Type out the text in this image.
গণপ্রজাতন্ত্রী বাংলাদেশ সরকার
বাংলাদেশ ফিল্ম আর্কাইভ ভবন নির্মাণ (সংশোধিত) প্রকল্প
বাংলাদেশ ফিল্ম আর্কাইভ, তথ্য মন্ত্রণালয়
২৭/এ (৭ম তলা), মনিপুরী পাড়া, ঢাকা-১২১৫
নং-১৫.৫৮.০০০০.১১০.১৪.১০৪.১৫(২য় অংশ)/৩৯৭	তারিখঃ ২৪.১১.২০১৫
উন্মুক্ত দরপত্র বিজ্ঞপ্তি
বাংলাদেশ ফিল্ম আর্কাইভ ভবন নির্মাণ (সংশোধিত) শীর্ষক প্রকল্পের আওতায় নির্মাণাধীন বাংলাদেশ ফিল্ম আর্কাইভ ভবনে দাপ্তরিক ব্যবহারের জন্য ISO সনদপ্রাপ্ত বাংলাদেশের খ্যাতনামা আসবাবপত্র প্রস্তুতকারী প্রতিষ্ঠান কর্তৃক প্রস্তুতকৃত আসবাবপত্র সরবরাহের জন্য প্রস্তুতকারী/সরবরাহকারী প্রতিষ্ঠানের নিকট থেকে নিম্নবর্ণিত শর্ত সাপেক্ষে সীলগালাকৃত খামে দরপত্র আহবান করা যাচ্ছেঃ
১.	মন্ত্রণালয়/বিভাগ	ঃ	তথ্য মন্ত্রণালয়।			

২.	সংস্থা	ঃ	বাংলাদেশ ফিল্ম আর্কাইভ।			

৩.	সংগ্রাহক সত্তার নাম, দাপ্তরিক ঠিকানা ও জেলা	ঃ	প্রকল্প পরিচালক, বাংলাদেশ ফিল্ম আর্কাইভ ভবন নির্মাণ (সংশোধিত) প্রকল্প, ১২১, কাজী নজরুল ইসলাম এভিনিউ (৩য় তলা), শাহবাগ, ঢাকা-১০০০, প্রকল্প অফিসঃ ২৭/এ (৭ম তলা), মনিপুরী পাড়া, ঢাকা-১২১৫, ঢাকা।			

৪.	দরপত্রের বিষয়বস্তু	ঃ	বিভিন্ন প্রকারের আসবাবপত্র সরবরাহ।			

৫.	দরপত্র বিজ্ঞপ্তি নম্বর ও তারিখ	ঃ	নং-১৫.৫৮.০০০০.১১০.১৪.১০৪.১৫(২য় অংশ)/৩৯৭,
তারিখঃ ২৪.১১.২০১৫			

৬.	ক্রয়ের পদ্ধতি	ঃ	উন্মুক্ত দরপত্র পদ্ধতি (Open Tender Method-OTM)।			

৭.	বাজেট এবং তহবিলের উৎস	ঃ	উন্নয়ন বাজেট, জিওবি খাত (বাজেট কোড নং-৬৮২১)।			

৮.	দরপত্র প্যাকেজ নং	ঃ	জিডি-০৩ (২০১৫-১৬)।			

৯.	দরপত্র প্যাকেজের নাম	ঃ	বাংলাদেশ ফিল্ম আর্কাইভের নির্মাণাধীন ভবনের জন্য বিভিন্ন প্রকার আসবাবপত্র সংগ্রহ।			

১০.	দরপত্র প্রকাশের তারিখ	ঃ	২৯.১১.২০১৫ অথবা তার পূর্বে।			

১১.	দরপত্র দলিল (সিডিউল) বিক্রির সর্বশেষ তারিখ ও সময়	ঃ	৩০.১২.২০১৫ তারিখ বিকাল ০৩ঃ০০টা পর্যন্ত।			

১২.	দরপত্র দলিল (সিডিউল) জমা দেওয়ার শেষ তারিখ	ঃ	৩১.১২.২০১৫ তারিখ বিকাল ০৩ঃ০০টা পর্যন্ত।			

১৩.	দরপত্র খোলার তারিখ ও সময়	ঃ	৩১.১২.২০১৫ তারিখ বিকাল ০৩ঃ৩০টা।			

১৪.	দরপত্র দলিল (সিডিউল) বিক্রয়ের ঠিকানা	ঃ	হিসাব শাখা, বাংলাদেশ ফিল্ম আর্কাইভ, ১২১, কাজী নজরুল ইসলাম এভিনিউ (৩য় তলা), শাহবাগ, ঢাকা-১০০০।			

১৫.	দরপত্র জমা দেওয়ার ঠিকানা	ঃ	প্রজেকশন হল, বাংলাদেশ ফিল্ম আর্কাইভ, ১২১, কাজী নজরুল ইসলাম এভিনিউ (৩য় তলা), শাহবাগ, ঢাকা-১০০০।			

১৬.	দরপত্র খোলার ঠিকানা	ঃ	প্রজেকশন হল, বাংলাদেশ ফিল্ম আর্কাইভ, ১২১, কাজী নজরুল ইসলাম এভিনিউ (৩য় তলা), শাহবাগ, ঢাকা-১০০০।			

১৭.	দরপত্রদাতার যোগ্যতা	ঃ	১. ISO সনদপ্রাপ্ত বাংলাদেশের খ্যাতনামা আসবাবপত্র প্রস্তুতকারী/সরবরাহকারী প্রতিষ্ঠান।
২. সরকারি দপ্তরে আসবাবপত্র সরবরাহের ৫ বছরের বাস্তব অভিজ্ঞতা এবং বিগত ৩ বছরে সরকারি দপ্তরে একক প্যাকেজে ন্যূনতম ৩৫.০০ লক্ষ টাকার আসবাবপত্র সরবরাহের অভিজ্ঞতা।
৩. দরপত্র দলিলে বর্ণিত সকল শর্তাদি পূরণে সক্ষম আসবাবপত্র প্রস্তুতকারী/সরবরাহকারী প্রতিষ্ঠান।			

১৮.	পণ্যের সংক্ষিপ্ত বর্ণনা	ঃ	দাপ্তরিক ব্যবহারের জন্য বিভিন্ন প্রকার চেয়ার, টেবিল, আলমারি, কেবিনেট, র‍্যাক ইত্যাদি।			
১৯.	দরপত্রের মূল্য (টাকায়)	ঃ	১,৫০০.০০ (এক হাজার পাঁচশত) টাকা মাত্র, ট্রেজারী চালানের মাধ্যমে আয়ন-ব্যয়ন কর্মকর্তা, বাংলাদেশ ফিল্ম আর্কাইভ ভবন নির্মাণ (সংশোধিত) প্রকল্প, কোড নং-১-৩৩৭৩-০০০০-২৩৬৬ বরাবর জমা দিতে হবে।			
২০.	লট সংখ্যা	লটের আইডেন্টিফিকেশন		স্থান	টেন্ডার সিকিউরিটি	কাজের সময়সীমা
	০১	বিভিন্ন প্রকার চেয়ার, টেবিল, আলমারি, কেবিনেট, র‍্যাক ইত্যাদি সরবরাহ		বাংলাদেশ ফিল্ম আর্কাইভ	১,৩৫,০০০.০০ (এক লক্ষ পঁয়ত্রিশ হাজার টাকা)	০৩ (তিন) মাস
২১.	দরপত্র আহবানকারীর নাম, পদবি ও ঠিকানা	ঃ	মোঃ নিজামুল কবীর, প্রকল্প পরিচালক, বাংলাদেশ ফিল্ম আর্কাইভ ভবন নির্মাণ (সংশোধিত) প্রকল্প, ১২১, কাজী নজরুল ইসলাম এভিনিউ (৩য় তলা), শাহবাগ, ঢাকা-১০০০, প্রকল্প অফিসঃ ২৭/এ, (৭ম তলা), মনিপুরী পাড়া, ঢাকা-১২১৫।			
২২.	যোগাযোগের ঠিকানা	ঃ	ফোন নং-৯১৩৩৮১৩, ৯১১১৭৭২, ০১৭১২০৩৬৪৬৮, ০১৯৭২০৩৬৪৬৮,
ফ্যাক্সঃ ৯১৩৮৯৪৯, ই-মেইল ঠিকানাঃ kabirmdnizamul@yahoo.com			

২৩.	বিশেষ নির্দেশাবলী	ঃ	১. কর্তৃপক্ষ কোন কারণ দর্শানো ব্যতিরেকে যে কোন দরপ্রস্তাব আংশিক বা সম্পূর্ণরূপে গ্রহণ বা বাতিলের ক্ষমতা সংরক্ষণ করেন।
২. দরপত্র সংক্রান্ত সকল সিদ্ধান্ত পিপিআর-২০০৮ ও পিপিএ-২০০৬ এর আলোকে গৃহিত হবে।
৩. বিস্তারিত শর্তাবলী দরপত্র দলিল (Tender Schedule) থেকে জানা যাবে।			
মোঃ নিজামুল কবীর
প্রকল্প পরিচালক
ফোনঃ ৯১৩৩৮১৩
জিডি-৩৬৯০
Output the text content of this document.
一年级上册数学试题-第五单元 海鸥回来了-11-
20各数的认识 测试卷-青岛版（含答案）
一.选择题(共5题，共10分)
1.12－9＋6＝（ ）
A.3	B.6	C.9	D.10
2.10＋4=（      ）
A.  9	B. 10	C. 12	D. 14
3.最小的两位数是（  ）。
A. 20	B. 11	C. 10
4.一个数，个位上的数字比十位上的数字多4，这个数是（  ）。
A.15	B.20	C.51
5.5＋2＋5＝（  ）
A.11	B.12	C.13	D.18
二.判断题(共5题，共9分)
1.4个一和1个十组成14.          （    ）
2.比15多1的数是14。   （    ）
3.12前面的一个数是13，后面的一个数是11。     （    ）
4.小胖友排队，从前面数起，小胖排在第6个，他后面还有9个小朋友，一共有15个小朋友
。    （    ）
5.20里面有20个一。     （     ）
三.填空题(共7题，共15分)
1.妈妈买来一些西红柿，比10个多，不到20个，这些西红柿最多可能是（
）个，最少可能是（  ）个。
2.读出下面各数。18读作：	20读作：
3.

....................

# Request
From the listing above, copy out each line where the word "সনদপ" appears.

# Finished answer
বাংলাদেশ ফিল্ম আর্কাইভ ভবন নির্মাণ (সংশোধিত) শীর্ষক প্রকল্পের আওতায় নির্মাণাধীন বাংলাদেশ ফিল্ম আর্কাইভ ভবনে দাপ্তরিক ব্যবহারের জন্য ISO সনদপ্রাপ্ত বাংলাদেশের খ্যাতনামা আসবাবপত্র প্রস্তুতকারী প্রতিষ্ঠান কর্তৃক প্রস্তুতকৃত আসবাবপত্র সরবরাহের জন্য প্রস্তুতকারী/সরবরাহকারী প্রতিষ্ঠানের নিকট থেকে নিম্নবর্ণিত শর্ত সাপেক্ষে সীলগালাকৃত খামে দরপত্র আহবান করা যাচ্ছেঃ
১৭.	দরপত্রদাতার যোগ্যতা	ঃ	১. ISO সনদপ্রাপ্ত বাংলাদেশের খ্যাতনামা আসবাবপত্র প্রস্তুতকারী/সরবরাহকারী প্রতিষ্ঠান।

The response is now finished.